● Task: Restate all the material verbatim, except for the pictures.

● Dataset rows:

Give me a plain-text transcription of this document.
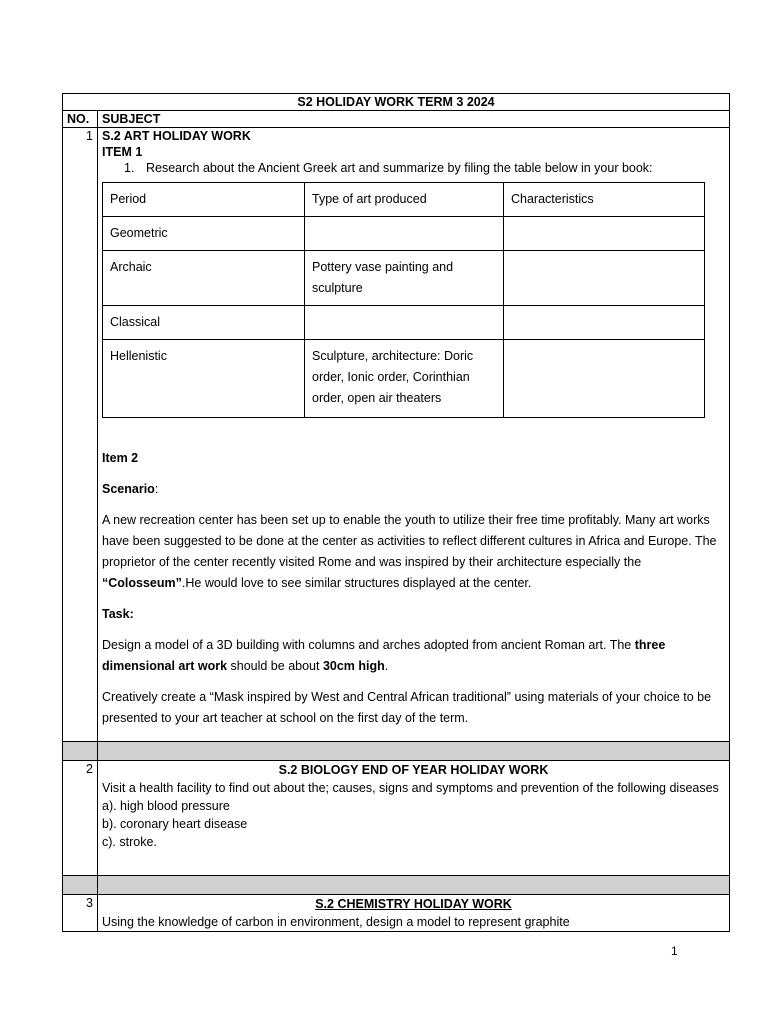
S2 HOLIDAY WORK TERM 3 2024
NO.	SUBJECT
1	S.2 ART HOLIDAY WORK
ITEM 1
1. Research about the Ancient Greek art and summarize by filing the table below in your book:
Period	Type of art produced	Characteristics
Geometric		
Archaic	Pottery vase painting and sculpture	
Classical		
Hellenistic	Sculpture, architecture: Doric order, Ionic order, Corinthian order, open air theaters	

Item 2

Scenario:

A new recreation center has been set up to enable the youth to utilize their free time profitably. Many art works have been suggested to be done at the center as activities to reflect different cultures in Africa and Europe. The proprietor of the center recently visited Rome and was inspired by their architecture especially the “Colosseum”.He would love to see similar structures displayed at the center.

Task:

Design a model of a 3D building with columns and arches adopted from ancient Roman art. The three dimensional art work should be about 30cm high.

Creatively create a “Mask inspired by West and Central African traditional” using materials of your choice to be presented to your art teacher at school on the first day of the term.

2	S.2 BIOLOGY END OF YEAR HOLIDAY WORK
Visit a health facility to find out about the; causes, signs and symptoms and prevention of the following diseases
a). high blood pressure
b). coronary heart disease
c). stroke.

3	S.2 CHEMISTRY HOLIDAY WORK
Using the knowledge of carbon in environment, design a model to represent graphite
1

● Completed task:
Give me a plain-text transcription of this document.
S2 HOLIDAY WORK TERM 3 2024
NO.	SUBJECT
1	S.2 ART HOLIDAY WORK
ITEM 1
1. Research about the Ancient Greek art and summarize by filing the table below in your book:
Period	Type of art produced	Characteristics
Geometric		
Archaic	Pottery vase painting and sculpture	
Classical		
Hellenistic	Sculpture, architecture: Doric order, Ionic order, Corinthian order, open air theaters	

Item 2

Scenario:

A new recreation center has been set up to enable the youth to utilize their free time profitably. Many art works have been suggested to be done at the center as activities to reflect different cultures in Africa and Europe. The proprietor of the center recently visited Rome and was inspired by their architecture especially the “Colosseum”.He would love to see similar structures displayed at the center.

Task:

Design a model of a 3D building with columns and arches adopted from ancient Roman art. The three dimensional art work should be about 30cm high.

Creatively create a “Mask inspired by West and Central African traditional” using materials of your choice to be presented to your art teacher at school on the first day of the term.

2	S.2 BIOLOGY END OF YEAR HOLIDAY WORK
Visit a health facility to find out about the; causes, signs and symptoms and prevention of the following diseases
a). high blood pressure
b). coronary heart disease
c). stroke.

3	S.2 CHEMISTRY HOLIDAY WORK
Using the knowledge of carbon in environment, design a model to represent graphite
1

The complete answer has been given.